→ WORK INSTRUCTIONS
Pictures stay out of your copy, but everything else in the records below must be repeated exactly.

Figure record listings:
---
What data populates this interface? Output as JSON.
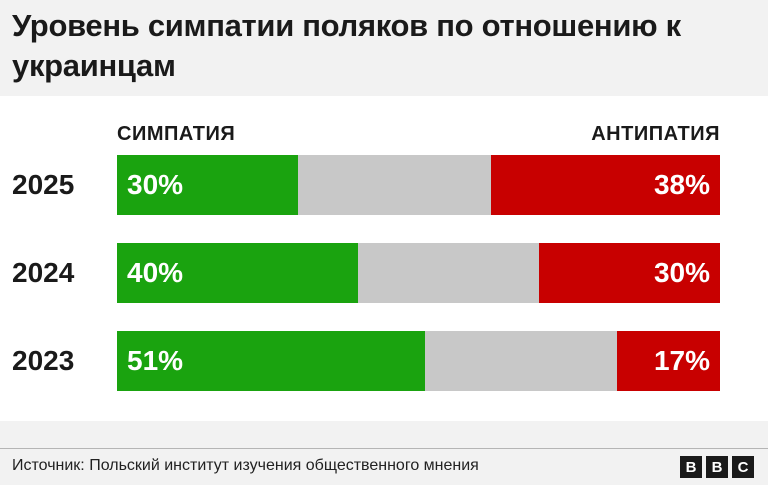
{
  "chart_data": {
    "type": "bar",
    "stacked": true,
    "orientation": "horizontal",
    "title": "Уровень симпатии поляков по отношению к украинцам",
    "legend": {
      "left": "СИМПАТИЯ",
      "right": "АНТИПАТИЯ"
    },
    "categories": [
      "2025",
      "2024",
      "2023"
    ],
    "series": [
      {
        "name": "СИМПАТИЯ",
        "values": [
          30,
          40,
          51
        ],
        "labels": [
          "30%",
          "40%",
          "51%"
        ],
        "color": "#1aa30f"
      },
      {
        "values": [
          32,
          30,
          32
        ],
        "color": "#c8c8c8"
      },
      {
        "name": "АНТИПАТИЯ",
        "values": [
          38,
          30,
          17
        ],
        "labels": [
          "38%",
          "30%",
          "17%"
        ],
        "color": "#c80000"
      }
    ],
    "xlim": [
      0,
      100
    ]
  },
  "footer": {
    "source": "Источник: Польский институт изучения общественного мнения",
    "logo": [
      "B",
      "B",
      "C"
    ]
  }
}
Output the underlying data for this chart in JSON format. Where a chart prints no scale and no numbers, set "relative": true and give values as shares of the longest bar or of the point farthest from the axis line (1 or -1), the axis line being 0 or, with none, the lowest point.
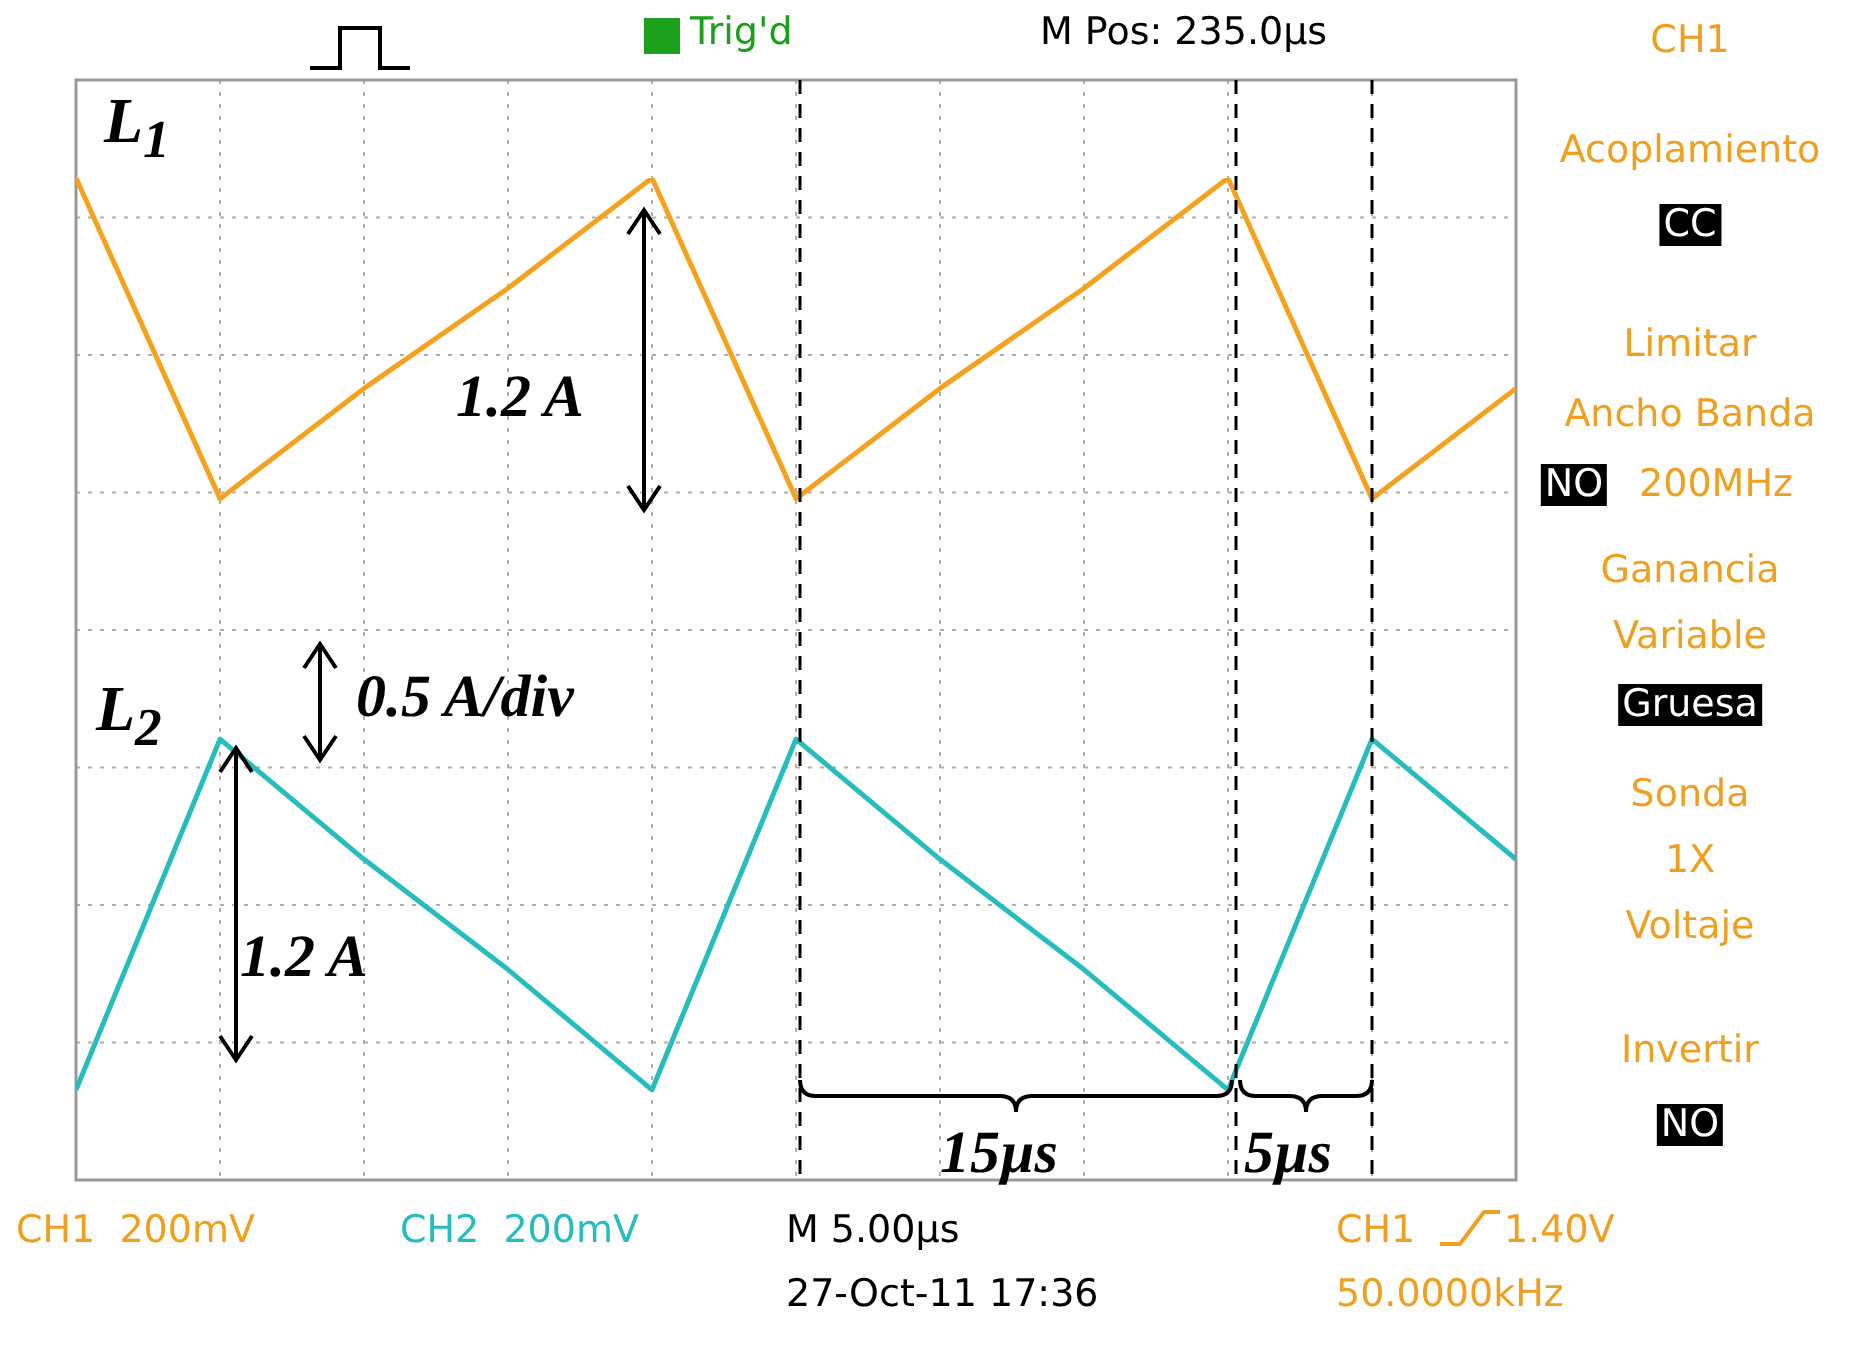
{
  "chart_data": {
    "type": "line",
    "relative": true,
    "grid": true,
    "marker": "none",
    "categories": [
      null,
      null,
      null,
      null,
      null,
      null,
      null,
      null,
      null,
      null,
      null
    ],
    "series": [
      {
        "name": "L$_{1}$",
        "color": "#f5a21e",
        "values": [
          1,
          0.68,
          0.79,
          0.89,
          1,
          0.68,
          0.79,
          0.89,
          1,
          0.68,
          0.79
        ]
      },
      {
        "name": "L$_{2}$",
        "color": "#27bdbd",
        "values": [
          0.09,
          0.44,
          0.32,
          0.21,
          0.09,
          0.44,
          0.32,
          0.21,
          0.09,
          0.44,
          0.32
        ]
      }
    ],
    "annotations": [
      "1.2 A",
      "0.5 A/div",
      "1.2 A",
      "15µs",
      "5µs",
      "Trig'd",
      "M Pos: 235.0µs",
      "CH1",
      "Acoplamiento",
      "CC",
      "Limitar",
      "Ancho Banda",
      "NO",
      "200MHz",
      "Ganancia",
      "Variable",
      "Gruesa",
      "Sonda",
      "1X",
      "Voltaje",
      "Invertir",
      "NO",
      "CH1  200mV",
      "CH2  200mV",
      "M 5.00µs",
      "27-Oct-11 17:36",
      "CH1",
      "1.40V",
      "50.0000kHz"
    ]
  }
}
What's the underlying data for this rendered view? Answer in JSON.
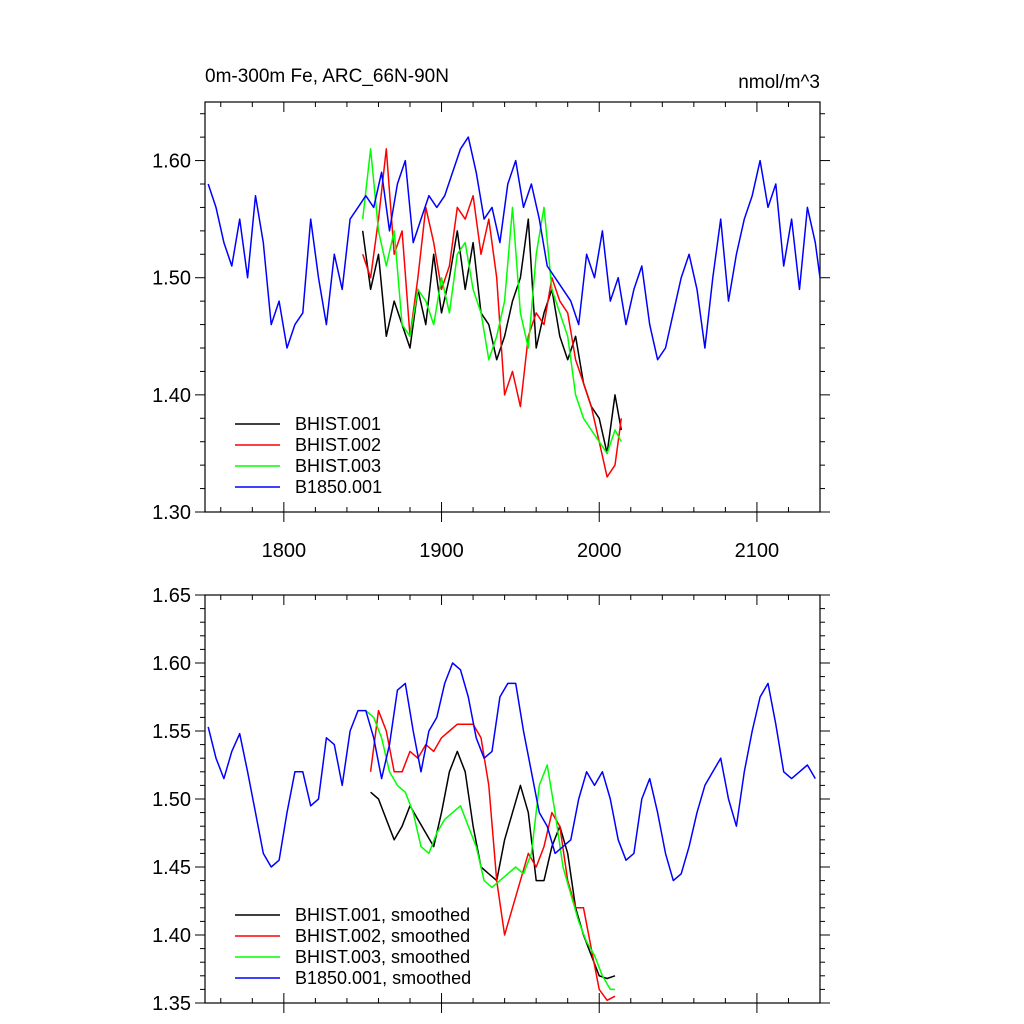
---
→ COMPLETE ANSWER
What data populates this interface? Output as JSON.
{
  "chart_data": {
    "type": "bar",
    "stacked": true,
    "orientation": "horizontal",
    "title": "Уровень симпатии поляков по отношению к украинцам",
    "legend": {
      "left": "СИМПАТИЯ",
      "right": "АНТИПАТИЯ"
    },
    "categories": [
      "2025",
      "2024",
      "2023"
    ],
    "series": [
      {
        "name": "СИМПАТИЯ",
        "values": [
          30,
          40,
          51
        ],
        "labels": [
          "30%",
          "40%",
          "51%"
        ],
        "color": "#1aa30f"
      },
      {
        "values": [
          32,
          30,
          32
        ],
        "color": "#c8c8c8"
      },
      {
        "name": "АНТИПАТИЯ",
        "values": [
          38,
          30,
          17
        ],
        "labels": [
          "38%",
          "30%",
          "17%"
        ],
        "color": "#c80000"
      }
    ],
    "xlim": [
      0,
      100
    ]
  },
  "footer": {
    "source": "Источник: Польский институт изучения общественного мнения",
    "logo": [
      "B",
      "B",
      "C"
    ]
  }
}
Output the underlying data for this chart in JSON format. Where a chart prints no scale and no numbers, set "relative": true and give values as shares of the longest bar or of the point farthest from the axis line (1 or -1), the axis line being 0 or, with none, the lowest point.
{
  "chart_data": {
    "type": "line",
    "relative": true,
    "grid": true,
    "marker": "none",
    "categories": [
      null,
      null,
      null,
      null,
      null,
      null,
      null,
      null,
      null,
      null,
      null
    ],
    "series": [
      {
        "name": "L$_{1}$",
        "color": "#f5a21e",
        "values": [
          1,
          0.68,
          0.79,
          0.89,
          1,
          0.68,
          0.79,
          0.89,
          1,
          0.68,
          0.79
        ]
      },
      {
        "name": "L$_{2}$",
        "color": "#27bdbd",
        "values": [
          0.09,
          0.44,
          0.32,
          0.21,
          0.09,
          0.44,
          0.32,
          0.21,
          0.09,
          0.44,
          0.32
        ]
      }
    ],
    "annotations": [
      "1.2 A",
      "0.5 A/div",
      "1.2 A",
      "15µs",
      "5µs",
      "Trig'd",
      "M Pos: 235.0µs",
      "CH1",
      "Acoplamiento",
      "CC",
      "Limitar",
      "Ancho Banda",
      "NO",
      "200MHz",
      "Ganancia",
      "Variable",
      "Gruesa",
      "Sonda",
      "1X",
      "Voltaje",
      "Invertir",
      "NO",
      "CH1  200mV",
      "CH2  200mV",
      "M 5.00µs",
      "27-Oct-11 17:36",
      "CH1",
      "1.40V",
      "50.0000kHz"
    ]
  }
}
What's the underlying data for this rendered view? Answer in JSON.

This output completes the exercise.